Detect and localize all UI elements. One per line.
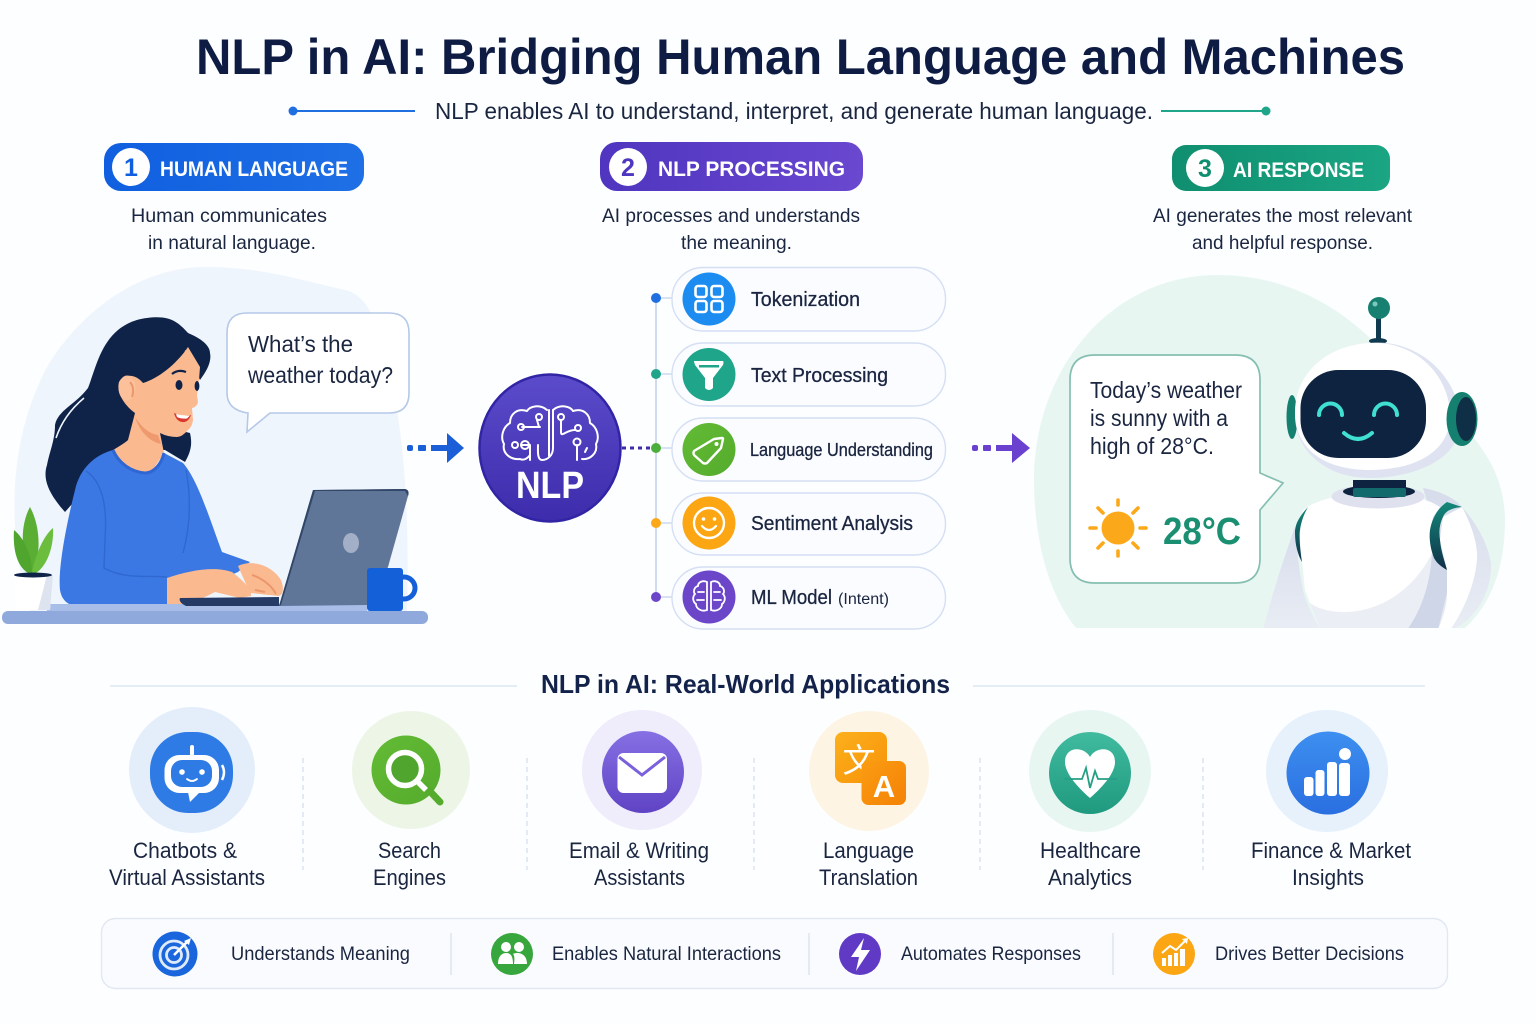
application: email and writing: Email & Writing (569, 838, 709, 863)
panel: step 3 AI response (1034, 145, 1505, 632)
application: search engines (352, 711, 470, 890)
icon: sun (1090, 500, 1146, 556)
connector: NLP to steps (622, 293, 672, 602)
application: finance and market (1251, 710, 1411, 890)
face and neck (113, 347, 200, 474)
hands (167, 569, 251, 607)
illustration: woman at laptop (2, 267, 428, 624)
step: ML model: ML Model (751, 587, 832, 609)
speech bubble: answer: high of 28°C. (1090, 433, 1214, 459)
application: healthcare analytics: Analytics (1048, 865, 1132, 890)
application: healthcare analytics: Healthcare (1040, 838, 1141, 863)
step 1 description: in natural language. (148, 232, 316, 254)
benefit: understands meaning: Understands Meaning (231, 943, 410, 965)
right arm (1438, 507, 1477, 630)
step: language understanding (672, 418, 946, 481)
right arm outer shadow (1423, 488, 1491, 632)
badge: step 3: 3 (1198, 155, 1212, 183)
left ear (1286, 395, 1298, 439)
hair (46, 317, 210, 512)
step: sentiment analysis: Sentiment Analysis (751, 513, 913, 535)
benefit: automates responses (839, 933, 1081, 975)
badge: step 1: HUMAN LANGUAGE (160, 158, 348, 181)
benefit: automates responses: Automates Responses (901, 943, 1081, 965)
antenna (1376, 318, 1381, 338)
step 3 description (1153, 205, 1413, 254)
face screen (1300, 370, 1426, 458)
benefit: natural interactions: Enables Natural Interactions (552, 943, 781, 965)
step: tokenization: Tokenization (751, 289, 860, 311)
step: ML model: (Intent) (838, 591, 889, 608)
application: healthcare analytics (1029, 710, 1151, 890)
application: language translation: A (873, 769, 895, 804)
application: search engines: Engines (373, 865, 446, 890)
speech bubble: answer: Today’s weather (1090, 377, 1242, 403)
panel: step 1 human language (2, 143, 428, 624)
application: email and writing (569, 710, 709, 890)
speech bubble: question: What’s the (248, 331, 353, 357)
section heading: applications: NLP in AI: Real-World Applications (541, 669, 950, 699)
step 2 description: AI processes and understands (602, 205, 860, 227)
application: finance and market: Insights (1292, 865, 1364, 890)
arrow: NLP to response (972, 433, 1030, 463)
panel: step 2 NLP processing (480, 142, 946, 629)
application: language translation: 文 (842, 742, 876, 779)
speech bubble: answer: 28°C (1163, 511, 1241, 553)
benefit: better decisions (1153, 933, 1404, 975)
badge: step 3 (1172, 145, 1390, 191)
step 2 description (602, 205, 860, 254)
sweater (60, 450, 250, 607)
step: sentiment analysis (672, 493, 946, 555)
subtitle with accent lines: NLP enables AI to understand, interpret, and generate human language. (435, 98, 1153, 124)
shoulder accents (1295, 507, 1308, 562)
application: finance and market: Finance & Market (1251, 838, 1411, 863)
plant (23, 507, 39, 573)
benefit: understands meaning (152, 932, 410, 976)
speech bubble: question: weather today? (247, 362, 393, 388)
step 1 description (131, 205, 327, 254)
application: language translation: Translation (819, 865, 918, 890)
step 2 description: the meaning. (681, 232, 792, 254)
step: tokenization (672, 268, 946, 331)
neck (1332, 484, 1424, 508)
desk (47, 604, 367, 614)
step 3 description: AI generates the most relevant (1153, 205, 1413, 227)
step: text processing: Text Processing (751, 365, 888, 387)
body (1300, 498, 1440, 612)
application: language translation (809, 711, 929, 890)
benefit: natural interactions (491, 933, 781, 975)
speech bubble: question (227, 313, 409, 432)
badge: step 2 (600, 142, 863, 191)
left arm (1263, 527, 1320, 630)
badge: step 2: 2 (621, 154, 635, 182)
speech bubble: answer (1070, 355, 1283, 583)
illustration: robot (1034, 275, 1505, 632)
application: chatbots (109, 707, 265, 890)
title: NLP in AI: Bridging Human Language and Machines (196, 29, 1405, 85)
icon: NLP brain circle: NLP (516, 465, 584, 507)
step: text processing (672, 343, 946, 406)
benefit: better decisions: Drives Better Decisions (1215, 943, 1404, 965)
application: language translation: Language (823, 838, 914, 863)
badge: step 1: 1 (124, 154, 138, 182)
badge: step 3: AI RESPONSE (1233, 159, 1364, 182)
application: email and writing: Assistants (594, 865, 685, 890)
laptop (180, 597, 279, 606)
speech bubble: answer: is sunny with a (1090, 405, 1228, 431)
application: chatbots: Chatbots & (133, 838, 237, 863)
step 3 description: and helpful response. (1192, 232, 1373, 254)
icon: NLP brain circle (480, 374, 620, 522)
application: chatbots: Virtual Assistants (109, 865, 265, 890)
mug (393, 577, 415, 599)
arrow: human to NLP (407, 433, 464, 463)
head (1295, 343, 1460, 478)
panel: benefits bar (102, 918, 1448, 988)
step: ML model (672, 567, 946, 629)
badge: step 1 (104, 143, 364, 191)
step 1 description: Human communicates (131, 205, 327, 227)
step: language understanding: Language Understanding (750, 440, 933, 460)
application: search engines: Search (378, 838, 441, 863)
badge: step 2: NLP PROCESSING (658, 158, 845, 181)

* * *

Transcribe the data lines verbatim, starting with the line that contains "application: email and writing: Email" and going on through the line that contains "step: ML model: ML Model (751, 587, 832, 609)".

application: email and writing: Email & Writing (569, 838, 709, 863)
panel: step 3 AI response (1034, 145, 1505, 632)
application: search engines (352, 711, 470, 890)
icon: sun (1090, 500, 1146, 556)
connector: NLP to steps (622, 293, 672, 602)
application: finance and market (1251, 710, 1411, 890)
face and neck (113, 347, 200, 474)
hands (167, 569, 251, 607)
illustration: woman at laptop (2, 267, 428, 624)
step: ML model: ML Model (751, 587, 832, 609)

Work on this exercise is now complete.